#### Task directions
Reproduce the listing below verbatim.

++++

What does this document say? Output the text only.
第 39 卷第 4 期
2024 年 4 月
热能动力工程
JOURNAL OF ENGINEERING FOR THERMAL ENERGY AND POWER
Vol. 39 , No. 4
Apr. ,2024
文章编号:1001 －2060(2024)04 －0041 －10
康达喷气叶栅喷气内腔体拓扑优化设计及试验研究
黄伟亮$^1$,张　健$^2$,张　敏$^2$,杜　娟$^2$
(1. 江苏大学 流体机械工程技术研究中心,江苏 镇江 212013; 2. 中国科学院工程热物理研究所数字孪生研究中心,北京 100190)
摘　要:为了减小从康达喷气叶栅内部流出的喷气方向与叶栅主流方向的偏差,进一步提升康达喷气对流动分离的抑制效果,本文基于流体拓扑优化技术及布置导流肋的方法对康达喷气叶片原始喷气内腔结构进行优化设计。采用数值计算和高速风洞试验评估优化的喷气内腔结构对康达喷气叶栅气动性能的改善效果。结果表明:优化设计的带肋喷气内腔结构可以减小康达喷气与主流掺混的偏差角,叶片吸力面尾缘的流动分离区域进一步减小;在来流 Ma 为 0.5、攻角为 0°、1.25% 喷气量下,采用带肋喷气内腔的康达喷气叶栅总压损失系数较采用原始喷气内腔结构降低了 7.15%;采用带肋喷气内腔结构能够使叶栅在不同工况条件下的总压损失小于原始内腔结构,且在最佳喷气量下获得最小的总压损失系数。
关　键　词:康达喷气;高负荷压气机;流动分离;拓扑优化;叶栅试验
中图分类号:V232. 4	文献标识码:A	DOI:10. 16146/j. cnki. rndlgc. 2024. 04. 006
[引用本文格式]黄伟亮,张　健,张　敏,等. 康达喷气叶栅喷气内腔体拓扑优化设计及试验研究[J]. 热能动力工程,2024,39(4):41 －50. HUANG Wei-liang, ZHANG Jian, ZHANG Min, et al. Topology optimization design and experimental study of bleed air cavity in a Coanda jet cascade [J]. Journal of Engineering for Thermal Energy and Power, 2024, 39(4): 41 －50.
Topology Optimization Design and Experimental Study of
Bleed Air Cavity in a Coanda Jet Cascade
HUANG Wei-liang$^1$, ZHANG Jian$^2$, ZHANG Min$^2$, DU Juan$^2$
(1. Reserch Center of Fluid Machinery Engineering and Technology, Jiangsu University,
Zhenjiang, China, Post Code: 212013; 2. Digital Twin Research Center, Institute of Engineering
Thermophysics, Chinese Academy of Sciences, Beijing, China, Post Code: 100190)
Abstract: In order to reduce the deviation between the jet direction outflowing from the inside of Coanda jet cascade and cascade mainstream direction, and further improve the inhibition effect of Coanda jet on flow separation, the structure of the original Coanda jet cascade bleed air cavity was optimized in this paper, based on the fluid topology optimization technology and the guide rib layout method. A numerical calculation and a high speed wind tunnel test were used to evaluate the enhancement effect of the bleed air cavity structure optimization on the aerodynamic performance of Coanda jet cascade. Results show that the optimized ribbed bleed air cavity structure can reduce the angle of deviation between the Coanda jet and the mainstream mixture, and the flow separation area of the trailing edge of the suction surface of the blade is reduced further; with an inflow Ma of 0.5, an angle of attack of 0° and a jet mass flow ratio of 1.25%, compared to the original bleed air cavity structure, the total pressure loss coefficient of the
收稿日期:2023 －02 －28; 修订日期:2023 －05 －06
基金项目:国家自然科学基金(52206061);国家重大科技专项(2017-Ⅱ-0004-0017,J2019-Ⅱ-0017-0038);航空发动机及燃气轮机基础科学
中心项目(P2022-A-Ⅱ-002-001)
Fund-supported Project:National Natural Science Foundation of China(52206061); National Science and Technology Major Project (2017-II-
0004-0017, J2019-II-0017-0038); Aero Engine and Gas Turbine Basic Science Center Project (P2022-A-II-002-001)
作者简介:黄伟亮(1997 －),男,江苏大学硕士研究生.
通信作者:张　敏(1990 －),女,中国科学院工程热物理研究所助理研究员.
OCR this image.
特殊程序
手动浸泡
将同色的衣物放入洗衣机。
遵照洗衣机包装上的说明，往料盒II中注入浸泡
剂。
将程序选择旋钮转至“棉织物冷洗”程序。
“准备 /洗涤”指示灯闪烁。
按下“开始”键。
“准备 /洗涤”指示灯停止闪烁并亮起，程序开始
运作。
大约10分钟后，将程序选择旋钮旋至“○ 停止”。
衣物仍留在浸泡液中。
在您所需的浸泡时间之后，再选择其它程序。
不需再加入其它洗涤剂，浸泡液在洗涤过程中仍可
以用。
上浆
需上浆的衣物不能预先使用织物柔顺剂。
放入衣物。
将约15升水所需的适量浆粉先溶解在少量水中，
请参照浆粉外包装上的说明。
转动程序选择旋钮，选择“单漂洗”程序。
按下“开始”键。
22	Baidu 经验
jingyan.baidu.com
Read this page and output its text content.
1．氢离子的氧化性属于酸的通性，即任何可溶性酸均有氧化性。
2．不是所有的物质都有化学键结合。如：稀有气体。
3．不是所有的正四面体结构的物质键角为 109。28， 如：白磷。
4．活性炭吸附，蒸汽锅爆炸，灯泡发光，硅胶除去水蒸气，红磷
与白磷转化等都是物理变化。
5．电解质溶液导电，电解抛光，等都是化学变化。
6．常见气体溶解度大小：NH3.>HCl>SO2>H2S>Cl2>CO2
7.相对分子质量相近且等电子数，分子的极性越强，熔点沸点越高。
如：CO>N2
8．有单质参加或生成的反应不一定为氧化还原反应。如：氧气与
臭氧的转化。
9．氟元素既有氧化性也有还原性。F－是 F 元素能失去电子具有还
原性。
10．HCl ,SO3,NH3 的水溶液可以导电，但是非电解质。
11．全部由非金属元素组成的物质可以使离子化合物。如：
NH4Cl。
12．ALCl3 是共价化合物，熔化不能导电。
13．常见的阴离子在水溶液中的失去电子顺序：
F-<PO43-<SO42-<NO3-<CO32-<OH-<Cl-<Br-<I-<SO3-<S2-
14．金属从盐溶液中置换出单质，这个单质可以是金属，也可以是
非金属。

++++

#### Solved problem
What does this document say? Output the text only.
第 39 卷第 4 期
2024 年 4 月
热能动力工程
JOURNAL OF ENGINEERING FOR THERMAL ENERGY AND POWER
Vol. 39 , No. 4
Apr. ,2024
文章编号:1001 －2060(2024)04 －0041 －10
康达喷气叶栅喷气内腔体拓扑优化设计及试验研究
黄伟亮$^1$,张　健$^2$,张　敏$^2$,杜　娟$^2$
(1. 江苏大学 流体机械工程技术研究中心,江苏 镇江 212013; 2. 中国科学院工程热物理研究所数字孪生研究中心,北京 100190)
摘　要:为了减小从康达喷气叶栅内部流出的喷气方向与叶栅主流方向的偏差,进一步提升康达喷气对流动分离的抑制效果,本文基于流体拓扑优化技术及布置导流肋的方法对康达喷气叶片原始喷气内腔结构进行优化设计。采用数值计算和高速风洞试验评估优化的喷气内腔结构对康达喷气叶栅气动性能的改善效果。结果表明:优化设计的带肋喷气内腔结构可以减小康达喷气与主流掺混的偏差角,叶片吸力面尾缘的流动分离区域进一步减小;在来流 Ma 为 0.5、攻角为 0°、1.25% 喷气量下,采用带肋喷气内腔的康达喷气叶栅总压损失系数较采用原始喷气内腔结构降低了 7.15%;采用带肋喷气内腔结构能够使叶栅在不同工况条件下的总压损失小于原始内腔结构,且在最佳喷气量下获得最小的总压损失系数。
关　键　词:康达喷气;高负荷压气机;流动分离;拓扑优化;叶栅试验
中图分类号:V232. 4	文献标识码:A	DOI:10. 16146/j. cnki. rndlgc. 2024. 04. 006
[引用本文格式]黄伟亮,张　健,张　敏,等. 康达喷气叶栅喷气内腔体拓扑优化设计及试验研究[J]. 热能动力工程,2024,39(4):41 －50. HUANG Wei-liang, ZHANG Jian, ZHANG Min, et al. Topology optimization design and experimental study of bleed air cavity in a Coanda jet cascade [J]. Journal of Engineering for Thermal Energy and Power, 2024, 39(4): 41 －50.
Topology Optimization Design and Experimental Study of
Bleed Air Cavity in a Coanda Jet Cascade
HUANG Wei-liang$^1$, ZHANG Jian$^2$, ZHANG Min$^2$, DU Juan$^2$
(1. Reserch Center of Fluid Machinery Engineering and Technology, Jiangsu University,
Zhenjiang, China, Post Code: 212013; 2. Digital Twin Research Center, Institute of Engineering
Thermophysics, Chinese Academy of Sciences, Beijing, China, Post Code: 100190)
Abstract: In order to reduce the deviation between the jet direction outflowing from the inside of Coanda jet cascade and cascade mainstream direction, and further improve the inhibition effect of Coanda jet on flow separation, the structure of the original Coanda jet cascade bleed air cavity was optimized in this paper, based on the fluid topology optimization technology and the guide rib layout method. A numerical calculation and a high speed wind tunnel test were used to evaluate the enhancement effect of the bleed air cavity structure optimization on the aerodynamic performance of Coanda jet cascade. Results show that the optimized ribbed bleed air cavity structure can reduce the angle of deviation between the Coanda jet and the mainstream mixture, and the flow separation area of the trailing edge of the suction surface of the blade is reduced further; with an inflow Ma of 0.5, an angle of attack of 0° and a jet mass flow ratio of 1.25%, compared to the original bleed air cavity structure, the total pressure loss coefficient of the
收稿日期:2023 －02 －28; 修订日期:2023 －05 －06
基金项目:国家自然科学基金(52206061);国家重大科技专项(2017-Ⅱ-0004-0017,J2019-Ⅱ-0017-0038);航空发动机及燃气轮机基础科学
中心项目(P2022-A-Ⅱ-002-001)
Fund-supported Project:National Natural Science Foundation of China(52206061); National Science and Technology Major Project (2017-II-
0004-0017, J2019-II-0017-0038); Aero Engine and Gas Turbine Basic Science Center Project (P2022-A-II-002-001)
作者简介:黄伟亮(1997 －),男,江苏大学硕士研究生.
通信作者:张　敏(1990 －),女,中国科学院工程热物理研究所助理研究员.
OCR this image.
特殊程序
手动浸泡
将同色的衣物放入洗衣机。
遵照洗衣机包装上的说明，往料盒II中注入浸泡
剂。
将程序选择旋钮转至“棉织物冷洗”程序。
“准备 /洗涤”指示灯闪烁。
按下“开始”键。
“准备 /洗涤”指示灯停止闪烁并亮起，程序开始
运作。
大约10分钟后，将程序选择旋钮旋至“○ 停止”。
衣物仍留在浸泡液中。
在您所需的浸泡时间之后，再选择其它程序。
不需再加入其它洗涤剂，浸泡液在洗涤过程中仍可
以用。
上浆
需上浆的衣物不能预先使用织物柔顺剂。
放入衣物。
将约15升水所需的适量浆粉先溶解在少量水中，
请参照浆粉外包装上的说明。
转动程序选择旋钮，选择“单漂洗”程序。
按下“开始”键。
22	Baidu 经验
jingyan.baidu.com
Read this page and output its text content.
1．氢离子的氧化性属于酸的通性，即任何可溶性酸均有氧化性。
2．不是所有的物质都有化学键结合。如：稀有气体。
3．不是所有的正四面体结构的物质键角为 109。28， 如：白磷。
4．活性炭吸附，蒸汽锅爆炸，灯泡发光，硅胶除去水蒸气，红磷
与白磷转化等都是物理变化。
5．电解质溶液导电，电解抛光，等都是化学变化。
6．常见气体溶解度大小：NH3.>HCl>SO2>H2S>Cl2>CO2
7.相对分子质量相近且等电子数，分子的极性越强，熔点沸点越高。
如：CO>N2
8．有单质参加或生成的反应不一定为氧化还原反应。如：氧气与
臭氧的转化。
9．氟元素既有氧化性也有还原性。F－是 F 元素能失去电子具有还
原性。
10．HCl ,SO3,NH3 的水溶液可以导电，但是非电解质。
11．全部由非金属元素组成的物质可以使离子化合物。如：
NH4Cl。
12．ALCl3 是共价化合物，熔化不能导电。
13．常见的阴离子在水溶液中的失去电子顺序：
F-<PO43-<SO42-<NO3-<CO32-<OH-<Cl-<Br-<I-<SO3-<S2-
14．金属从盐溶液中置换出单质，这个单质可以是金属，也可以是
非金属。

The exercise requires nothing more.